WHAT IS EXPECTED
Answer with a single number: the count of lines that hold "Стокер".
━━━━━ MATERIAL FOR THE TASK
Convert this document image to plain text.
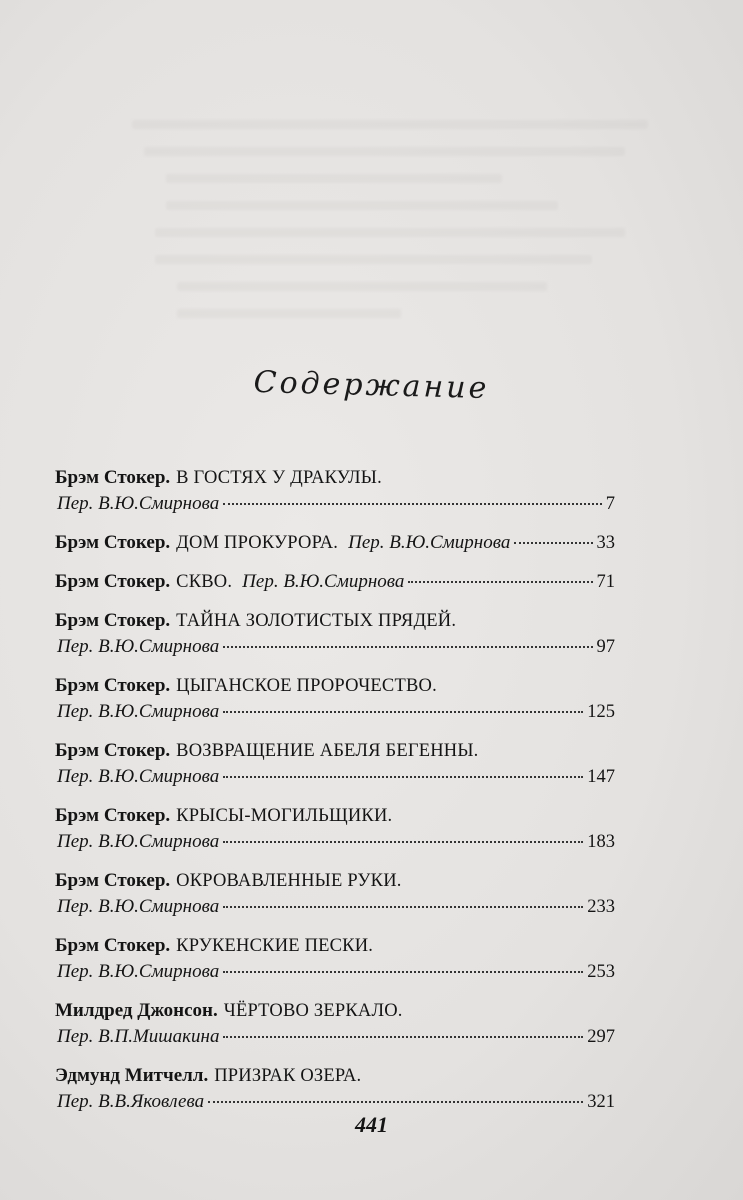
Содержание
Брэм Стокер. В ГОСТЯХ У ДРАКУЛЫ.
Пер. В.Ю.Смирнова	7
Брэм Стокер. ДОМ ПРОКУРОРА. Пер. В.Ю.Смирнова	33
Брэм Стокер. СКВО. Пер. В.Ю.Смирнова	71
Брэм Стокер. ТАЙНА ЗОЛОТИСТЫХ ПРЯДЕЙ.
Пер. В.Ю.Смирнова	97
Брэм Стокер. ЦЫГАНСКОЕ ПРОРОЧЕСТВО.
Пер. В.Ю.Смирнова	125
Брэм Стокер. ВОЗВРАЩЕНИЕ АБЕЛЯ БЕГЕННЫ.
Пер. В.Ю.Смирнова	147
Брэм Стокер. КРЫСЫ-МОГИЛЬЩИКИ.
Пер. В.Ю.Смирнова	183
Брэм Стокер. ОКРОВАВЛЕННЫЕ РУКИ.
Пер. В.Ю.Смирнова	233
Брэм Стокер. КРУКЕНСКИЕ ПЕСКИ.
Пер. В.Ю.Смирнова	253
Милдред Джонсон. ЧЁРТОВО ЗЕРКАЛО.
Пер. В.П.Мишакина	297
Эдмунд Митчелл. ПРИЗРАК ОЗЕРА.
Пер. В.В.Яковлева	321
441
━━━━━━━━━━
SOLUTION BELOW
9